WHAT THIS TASK INVOLVES: Copy out every line of the items below verbatim, omitting the pictures.

THE DATA:

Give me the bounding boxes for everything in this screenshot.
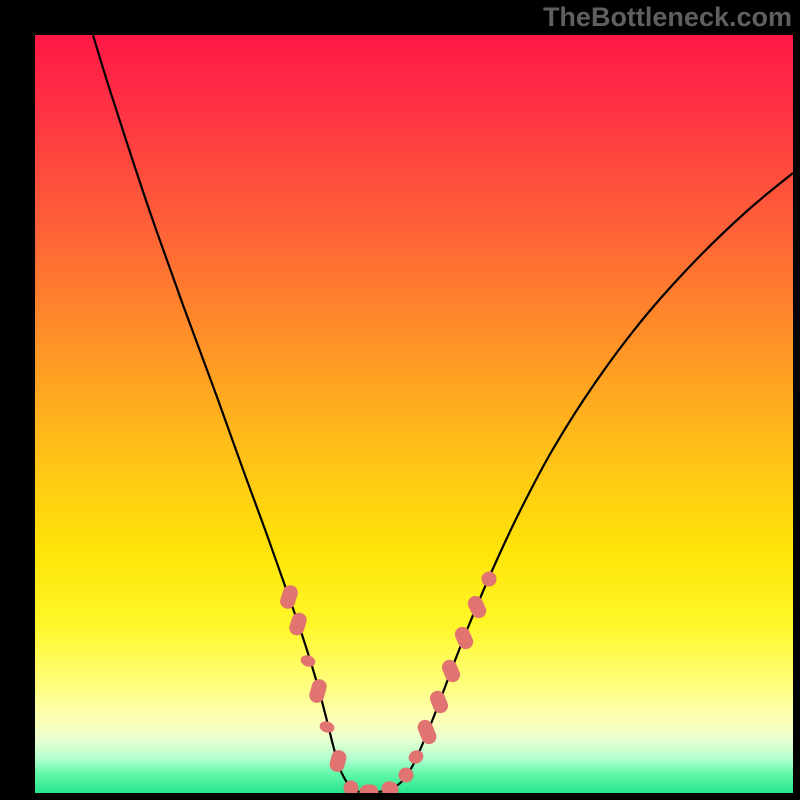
chart-frame: TheBottleneck.com [0, 0, 800, 800]
curve-marker [360, 785, 378, 793]
watermark-text: TheBottleneck.com [543, 2, 792, 33]
plot-area [35, 35, 793, 793]
chart-svg [35, 35, 793, 793]
gradient-background [35, 35, 793, 793]
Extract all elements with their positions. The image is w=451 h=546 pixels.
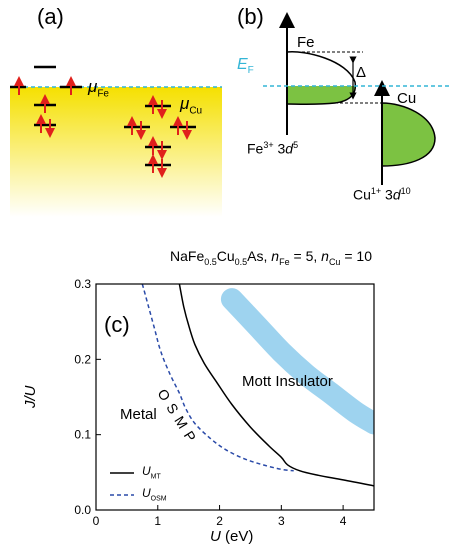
plot-frame — [95, 283, 375, 511]
cu-axis-label: Cu — [397, 90, 417, 107]
legend-label-umt: UMT — [142, 464, 161, 481]
series-line-u-mt — [178, 284, 374, 487]
fe-axis-label: Fe — [297, 34, 315, 51]
y-tick-label: 0.2 — [74, 352, 91, 366]
phase-diagram-chart: 0 1 2 3 4 0.0 0.1 0.2 0.3 — [74, 277, 375, 528]
mott-band — [220, 288, 374, 435]
panel-a-label: (a) — [37, 4, 64, 29]
region-metal: Metal — [120, 406, 157, 423]
delta-label: Δ — [356, 64, 367, 81]
x-tick-label: 0 — [93, 514, 100, 528]
cu-levels — [124, 104, 196, 167]
legend-label-uosm: UOSM — [142, 486, 167, 503]
cu-state-label: Cu1+ 3d10 — [353, 186, 411, 203]
panel-a: (a) — [0, 0, 225, 235]
x-tick-label: 2 — [216, 514, 223, 528]
panel-a-diagram — [10, 65, 222, 217]
panel-b-label: (b) — [237, 4, 264, 29]
y-tick-label: 0.0 — [74, 503, 91, 517]
cu-spins — [127, 95, 192, 178]
x-tick-label: 3 — [278, 514, 285, 528]
y-tick-label: 0.1 — [74, 428, 91, 442]
panel-b-diagram — [263, 12, 449, 185]
ef-label: EF — [237, 56, 254, 77]
panel-c-label: (c) — [104, 312, 130, 337]
region-mott: Mott Insulator — [242, 373, 333, 390]
x-tick-label: 4 — [340, 514, 347, 528]
fe-state-label: Fe3+ 3d5 — [247, 140, 299, 157]
x-tick-label: 1 — [154, 514, 161, 528]
x-axis-label: U (eV) — [210, 528, 254, 545]
fe-spins — [14, 76, 76, 138]
fe-dos-occupied — [287, 86, 356, 105]
y-tick-label: 0.3 — [74, 277, 91, 291]
legend — [110, 472, 134, 496]
mu-cu-label: μCu — [180, 94, 203, 117]
series-line-u-osm — [141, 284, 294, 472]
mu-fe-label: μFe — [88, 77, 109, 100]
y-axis-label: J/U — [22, 385, 39, 409]
cu-dos-occupied — [381, 102, 436, 167]
panel-b: (b) Fe Cu Δ EF Fe3+ 3d5 Cu1+ 3d10 — [225, 0, 451, 235]
chart-title: NaFe0.5Cu0.5As, nFe = 5, nCu = 10 — [170, 248, 372, 267]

REPLY:
Give me the bounding boxes for everything in this screenshot.
chart-frame: TheBottleneck.com [0, 0, 800, 800]
curve-marker [360, 785, 378, 793]
watermark-text: TheBottleneck.com [543, 2, 792, 33]
plot-area [35, 35, 793, 793]
chart-svg [35, 35, 793, 793]
gradient-background [35, 35, 793, 793]
Extract all elements with their positions. The image is w=451 h=546 pixels.
plot-frame — [95, 283, 375, 511]
cu-axis-label: Cu — [397, 90, 417, 107]
legend-label-umt: UMT — [142, 464, 161, 481]
series-line-u-mt — [178, 284, 374, 487]
fe-axis-label: Fe — [297, 34, 315, 51]
y-tick-label: 0.2 — [74, 352, 91, 366]
phase-diagram-chart: 0 1 2 3 4 0.0 0.1 0.2 0.3 — [74, 277, 375, 528]
mott-band — [220, 288, 374, 435]
panel-a-label: (a) — [37, 4, 64, 29]
region-metal: Metal — [120, 406, 157, 423]
delta-label: Δ — [356, 64, 367, 81]
x-tick-label: 0 — [93, 514, 100, 528]
cu-levels — [124, 104, 196, 167]
legend-label-uosm: UOSM — [142, 486, 167, 503]
cu-state-label: Cu1+ 3d10 — [353, 186, 411, 203]
panel-a: (a) — [0, 0, 225, 235]
x-tick-label: 2 — [216, 514, 223, 528]
panel-a-diagram — [10, 65, 222, 217]
panel-b-label: (b) — [237, 4, 264, 29]
y-tick-label: 0.0 — [74, 503, 91, 517]
cu-spins — [127, 95, 192, 178]
x-tick-label: 3 — [278, 514, 285, 528]
y-tick-label: 0.1 — [74, 428, 91, 442]
panel-b-diagram — [263, 12, 449, 185]
ef-label: EF — [237, 56, 254, 77]
panel-c-label: (c) — [104, 312, 130, 337]
region-mott: Mott Insulator — [242, 373, 333, 390]
x-tick-label: 4 — [340, 514, 347, 528]
fe-state-label: Fe3+ 3d5 — [247, 140, 299, 157]
x-tick-label: 1 — [154, 514, 161, 528]
x-axis-label: U (eV) — [210, 528, 254, 545]
fe-spins — [14, 76, 76, 138]
fe-dos-occupied — [287, 86, 356, 105]
y-tick-label: 0.3 — [74, 277, 91, 291]
legend — [110, 472, 134, 496]
mu-cu-label: μCu — [180, 94, 203, 117]
series-line-u-osm — [141, 284, 294, 472]
mu-fe-label: μFe — [88, 77, 109, 100]
y-axis-label: J/U — [22, 385, 39, 409]
cu-dos-occupied — [381, 102, 436, 167]
panel-b: (b) Fe Cu Δ EF Fe3+ 3d5 Cu1+ 3d10 — [225, 0, 451, 235]
chart-title: NaFe0.5Cu0.5As, nFe = 5, nCu = 10 — [170, 248, 372, 267]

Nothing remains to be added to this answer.